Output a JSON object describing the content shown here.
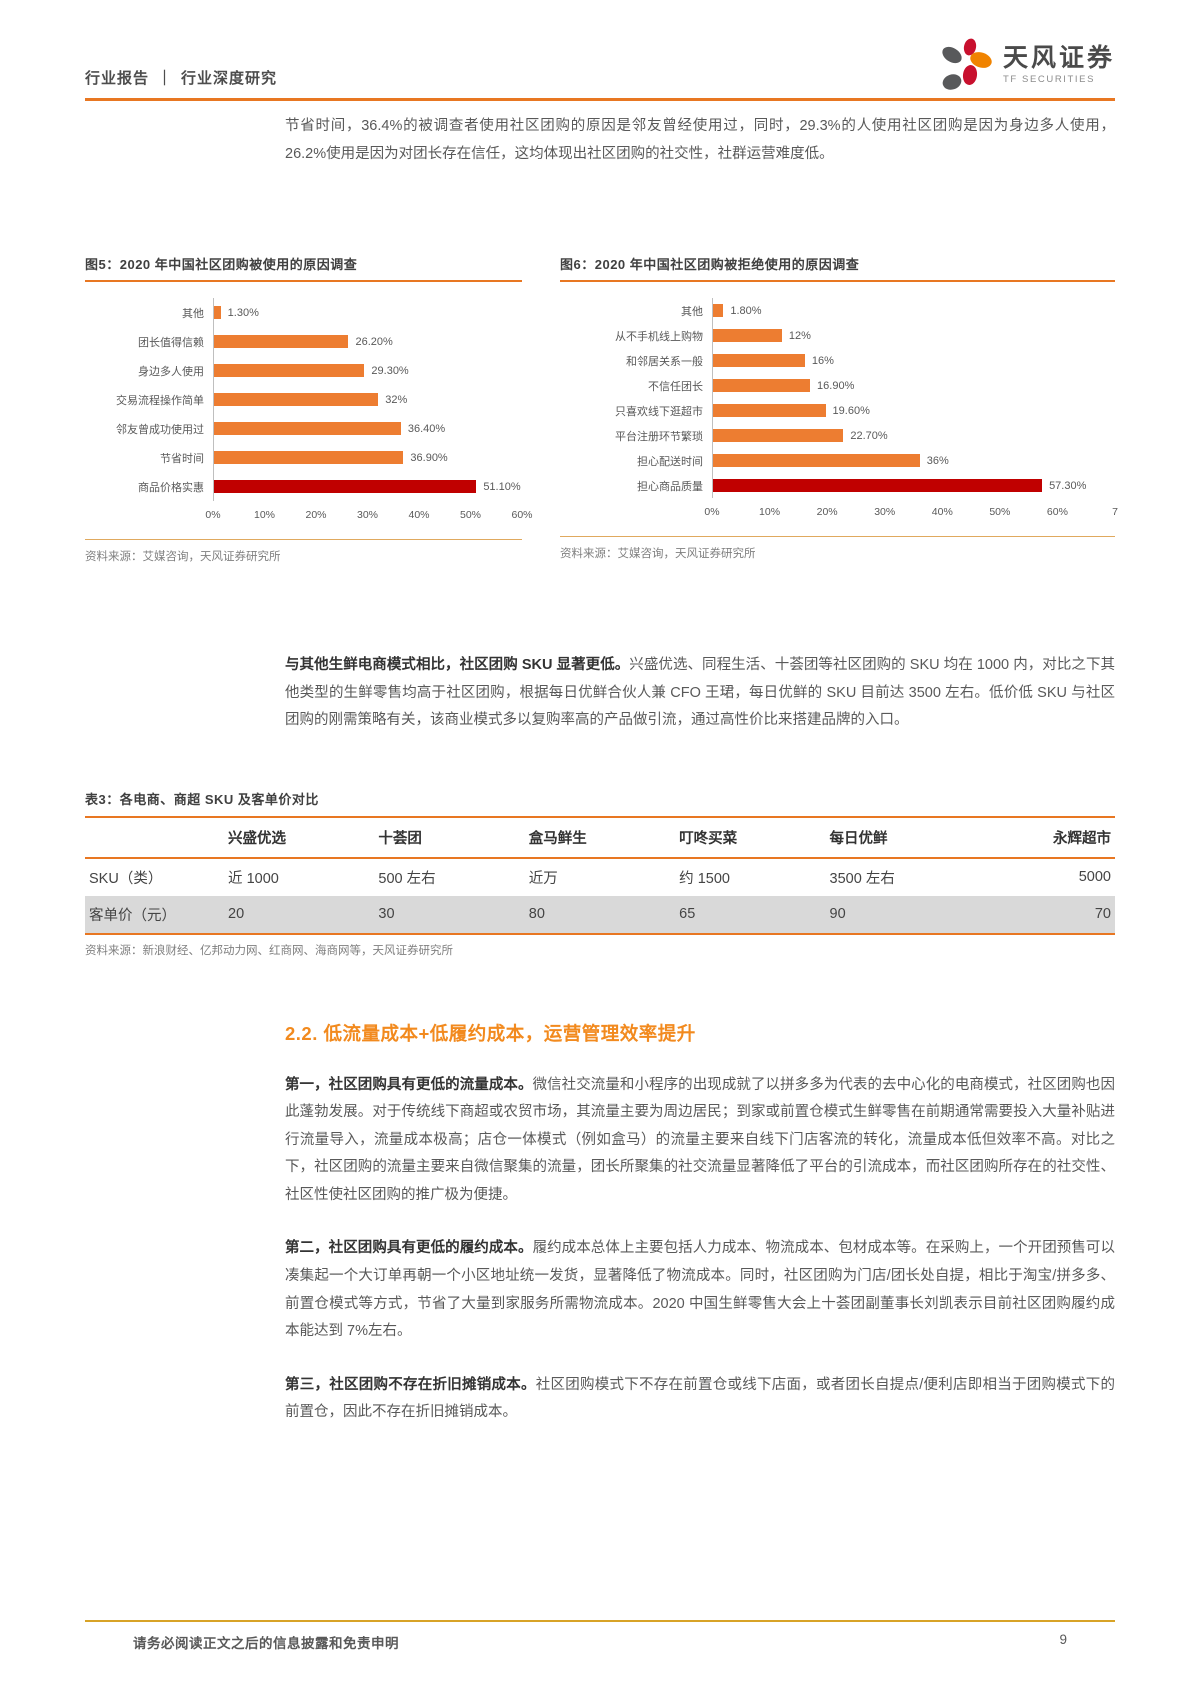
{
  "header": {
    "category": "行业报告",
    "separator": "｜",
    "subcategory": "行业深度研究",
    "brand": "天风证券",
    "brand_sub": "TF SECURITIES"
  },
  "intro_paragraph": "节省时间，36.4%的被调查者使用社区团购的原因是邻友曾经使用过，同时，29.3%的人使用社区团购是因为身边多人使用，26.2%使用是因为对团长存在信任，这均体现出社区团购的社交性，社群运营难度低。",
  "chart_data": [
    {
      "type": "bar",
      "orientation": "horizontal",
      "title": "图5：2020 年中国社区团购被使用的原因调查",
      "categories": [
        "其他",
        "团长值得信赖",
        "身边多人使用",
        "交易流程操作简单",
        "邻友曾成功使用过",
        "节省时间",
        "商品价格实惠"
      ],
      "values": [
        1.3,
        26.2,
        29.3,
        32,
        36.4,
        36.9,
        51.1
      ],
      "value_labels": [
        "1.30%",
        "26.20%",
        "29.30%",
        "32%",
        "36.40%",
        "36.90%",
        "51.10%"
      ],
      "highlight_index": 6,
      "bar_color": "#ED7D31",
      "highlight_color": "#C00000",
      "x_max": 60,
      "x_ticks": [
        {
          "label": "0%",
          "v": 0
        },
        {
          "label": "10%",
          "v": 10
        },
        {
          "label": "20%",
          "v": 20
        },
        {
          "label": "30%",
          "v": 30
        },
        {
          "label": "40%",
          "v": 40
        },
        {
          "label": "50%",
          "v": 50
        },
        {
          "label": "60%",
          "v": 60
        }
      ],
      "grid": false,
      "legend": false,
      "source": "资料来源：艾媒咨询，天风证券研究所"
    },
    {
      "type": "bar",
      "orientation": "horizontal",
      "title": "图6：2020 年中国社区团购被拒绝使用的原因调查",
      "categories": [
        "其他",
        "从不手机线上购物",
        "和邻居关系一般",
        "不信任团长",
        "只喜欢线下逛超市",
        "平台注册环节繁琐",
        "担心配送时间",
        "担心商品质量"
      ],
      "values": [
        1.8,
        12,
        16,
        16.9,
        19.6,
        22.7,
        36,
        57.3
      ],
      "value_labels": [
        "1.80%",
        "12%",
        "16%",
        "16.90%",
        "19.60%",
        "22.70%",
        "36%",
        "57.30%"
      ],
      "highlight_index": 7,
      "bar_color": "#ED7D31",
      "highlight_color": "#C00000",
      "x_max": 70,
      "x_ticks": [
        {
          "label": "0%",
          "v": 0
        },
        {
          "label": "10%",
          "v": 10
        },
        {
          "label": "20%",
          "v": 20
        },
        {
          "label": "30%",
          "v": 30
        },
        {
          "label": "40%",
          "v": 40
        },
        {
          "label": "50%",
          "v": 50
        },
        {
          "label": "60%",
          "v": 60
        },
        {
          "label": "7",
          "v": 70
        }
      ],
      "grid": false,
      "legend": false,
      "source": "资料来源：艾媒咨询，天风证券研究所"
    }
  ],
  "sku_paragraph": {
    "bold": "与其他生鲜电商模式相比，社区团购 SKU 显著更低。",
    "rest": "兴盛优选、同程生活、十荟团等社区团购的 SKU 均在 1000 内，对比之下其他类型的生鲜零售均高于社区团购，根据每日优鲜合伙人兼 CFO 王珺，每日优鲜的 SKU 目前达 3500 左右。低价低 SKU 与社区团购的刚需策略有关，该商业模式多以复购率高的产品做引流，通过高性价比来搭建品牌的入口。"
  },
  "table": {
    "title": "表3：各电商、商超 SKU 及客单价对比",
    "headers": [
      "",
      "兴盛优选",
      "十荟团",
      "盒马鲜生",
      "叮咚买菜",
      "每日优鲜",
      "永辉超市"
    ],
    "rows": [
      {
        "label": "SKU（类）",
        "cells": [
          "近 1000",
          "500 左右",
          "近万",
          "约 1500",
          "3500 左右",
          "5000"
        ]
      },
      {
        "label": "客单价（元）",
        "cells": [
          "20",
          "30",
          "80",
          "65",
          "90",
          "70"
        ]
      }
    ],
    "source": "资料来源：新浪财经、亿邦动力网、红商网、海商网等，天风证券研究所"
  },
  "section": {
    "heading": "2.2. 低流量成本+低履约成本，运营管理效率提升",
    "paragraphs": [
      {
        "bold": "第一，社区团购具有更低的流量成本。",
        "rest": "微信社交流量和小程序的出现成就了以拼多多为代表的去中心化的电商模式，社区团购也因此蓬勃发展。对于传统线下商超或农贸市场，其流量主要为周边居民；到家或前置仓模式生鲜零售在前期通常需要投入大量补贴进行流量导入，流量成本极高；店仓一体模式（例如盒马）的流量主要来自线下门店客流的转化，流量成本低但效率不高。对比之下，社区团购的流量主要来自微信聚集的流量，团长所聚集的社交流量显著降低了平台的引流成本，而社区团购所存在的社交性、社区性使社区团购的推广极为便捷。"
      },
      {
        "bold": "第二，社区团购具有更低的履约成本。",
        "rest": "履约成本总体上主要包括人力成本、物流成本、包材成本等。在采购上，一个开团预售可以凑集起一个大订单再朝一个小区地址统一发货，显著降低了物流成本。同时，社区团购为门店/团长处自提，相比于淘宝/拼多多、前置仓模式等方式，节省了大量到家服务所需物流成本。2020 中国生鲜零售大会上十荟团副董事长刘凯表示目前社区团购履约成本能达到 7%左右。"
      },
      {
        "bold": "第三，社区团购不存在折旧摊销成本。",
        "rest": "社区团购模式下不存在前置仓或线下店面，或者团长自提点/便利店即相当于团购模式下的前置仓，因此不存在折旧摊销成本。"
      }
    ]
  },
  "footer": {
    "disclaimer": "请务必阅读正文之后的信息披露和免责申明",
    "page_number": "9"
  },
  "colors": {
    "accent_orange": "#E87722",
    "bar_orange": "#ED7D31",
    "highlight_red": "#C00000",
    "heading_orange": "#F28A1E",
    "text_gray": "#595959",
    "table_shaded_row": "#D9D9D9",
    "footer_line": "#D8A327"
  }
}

***

Write the listing out a second time exactly, dropping all images.

Final answer -
Output a JSON object describing the content shown here.
{
  "header": {
    "category": "行业报告",
    "separator": "｜",
    "subcategory": "行业深度研究",
    "brand": "天风证券",
    "brand_sub": "TF SECURITIES"
  },
  "intro_paragraph": "节省时间，36.4%的被调查者使用社区团购的原因是邻友曾经使用过，同时，29.3%的人使用社区团购是因为身边多人使用，26.2%使用是因为对团长存在信任，这均体现出社区团购的社交性，社群运营难度低。",
  "chart_data": [
    {
      "type": "bar",
      "orientation": "horizontal",
      "title": "图5：2020 年中国社区团购被使用的原因调查",
      "categories": [
        "其他",
        "团长值得信赖",
        "身边多人使用",
        "交易流程操作简单",
        "邻友曾成功使用过",
        "节省时间",
        "商品价格实惠"
      ],
      "values": [
        1.3,
        26.2,
        29.3,
        32,
        36.4,
        36.9,
        51.1
      ],
      "value_labels": [
        "1.30%",
        "26.20%",
        "29.30%",
        "32%",
        "36.40%",
        "36.90%",
        "51.10%"
      ],
      "highlight_index": 6,
      "bar_color": "#ED7D31",
      "highlight_color": "#C00000",
      "x_max": 60,
      "x_ticks": [
        {
          "label": "0%",
          "v": 0
        },
        {
          "label": "10%",
          "v": 10
        },
        {
          "label": "20%",
          "v": 20
        },
        {
          "label": "30%",
          "v": 30
        },
        {
          "label": "40%",
          "v": 40
        },
        {
          "label": "50%",
          "v": 50
        },
        {
          "label": "60%",
          "v": 60
        }
      ],
      "grid": false,
      "legend": false,
      "source": "资料来源：艾媒咨询，天风证券研究所"
    },
    {
      "type": "bar",
      "orientation": "horizontal",
      "title": "图6：2020 年中国社区团购被拒绝使用的原因调查",
      "categories": [
        "其他",
        "从不手机线上购物",
        "和邻居关系一般",
        "不信任团长",
        "只喜欢线下逛超市",
        "平台注册环节繁琐",
        "担心配送时间",
        "担心商品质量"
      ],
      "values": [
        1.8,
        12,
        16,
        16.9,
        19.6,
        22.7,
        36,
        57.3
      ],
      "value_labels": [
        "1.80%",
        "12%",
        "16%",
        "16.90%",
        "19.60%",
        "22.70%",
        "36%",
        "57.30%"
      ],
      "highlight_index": 7,
      "bar_color": "#ED7D31",
      "highlight_color": "#C00000",
      "x_max": 70,
      "x_ticks": [
        {
          "label": "0%",
          "v": 0
        },
        {
          "label": "10%",
          "v": 10
        },
        {
          "label": "20%",
          "v": 20
        },
        {
          "label": "30%",
          "v": 30
        },
        {
          "label": "40%",
          "v": 40
        },
        {
          "label": "50%",
          "v": 50
        },
        {
          "label": "60%",
          "v": 60
        },
        {
          "label": "7",
          "v": 70
        }
      ],
      "grid": false,
      "legend": false,
      "source": "资料来源：艾媒咨询，天风证券研究所"
    }
  ],
  "sku_paragraph": {
    "bold": "与其他生鲜电商模式相比，社区团购 SKU 显著更低。",
    "rest": "兴盛优选、同程生活、十荟团等社区团购的 SKU 均在 1000 内，对比之下其他类型的生鲜零售均高于社区团购，根据每日优鲜合伙人兼 CFO 王珺，每日优鲜的 SKU 目前达 3500 左右。低价低 SKU 与社区团购的刚需策略有关，该商业模式多以复购率高的产品做引流，通过高性价比来搭建品牌的入口。"
  },
  "table": {
    "title": "表3：各电商、商超 SKU 及客单价对比",
    "headers": [
      "",
      "兴盛优选",
      "十荟团",
      "盒马鲜生",
      "叮咚买菜",
      "每日优鲜",
      "永辉超市"
    ],
    "rows": [
      {
        "label": "SKU（类）",
        "cells": [
          "近 1000",
          "500 左右",
          "近万",
          "约 1500",
          "3500 左右",
          "5000"
        ]
      },
      {
        "label": "客单价（元）",
        "cells": [
          "20",
          "30",
          "80",
          "65",
          "90",
          "70"
        ]
      }
    ],
    "source": "资料来源：新浪财经、亿邦动力网、红商网、海商网等，天风证券研究所"
  },
  "section": {
    "heading": "2.2. 低流量成本+低履约成本，运营管理效率提升",
    "paragraphs": [
      {
        "bold": "第一，社区团购具有更低的流量成本。",
        "rest": "微信社交流量和小程序的出现成就了以拼多多为代表的去中心化的电商模式，社区团购也因此蓬勃发展。对于传统线下商超或农贸市场，其流量主要为周边居民；到家或前置仓模式生鲜零售在前期通常需要投入大量补贴进行流量导入，流量成本极高；店仓一体模式（例如盒马）的流量主要来自线下门店客流的转化，流量成本低但效率不高。对比之下，社区团购的流量主要来自微信聚集的流量，团长所聚集的社交流量显著降低了平台的引流成本，而社区团购所存在的社交性、社区性使社区团购的推广极为便捷。"
      },
      {
        "bold": "第二，社区团购具有更低的履约成本。",
        "rest": "履约成本总体上主要包括人力成本、物流成本、包材成本等。在采购上，一个开团预售可以凑集起一个大订单再朝一个小区地址统一发货，显著降低了物流成本。同时，社区团购为门店/团长处自提，相比于淘宝/拼多多、前置仓模式等方式，节省了大量到家服务所需物流成本。2020 中国生鲜零售大会上十荟团副董事长刘凯表示目前社区团购履约成本能达到 7%左右。"
      },
      {
        "bold": "第三，社区团购不存在折旧摊销成本。",
        "rest": "社区团购模式下不存在前置仓或线下店面，或者团长自提点/便利店即相当于团购模式下的前置仓，因此不存在折旧摊销成本。"
      }
    ]
  },
  "footer": {
    "disclaimer": "请务必阅读正文之后的信息披露和免责申明",
    "page_number": "9"
  },
  "colors": {
    "accent_orange": "#E87722",
    "bar_orange": "#ED7D31",
    "highlight_red": "#C00000",
    "heading_orange": "#F28A1E",
    "text_gray": "#595959",
    "table_shaded_row": "#D9D9D9",
    "footer_line": "#D8A327"
  }
}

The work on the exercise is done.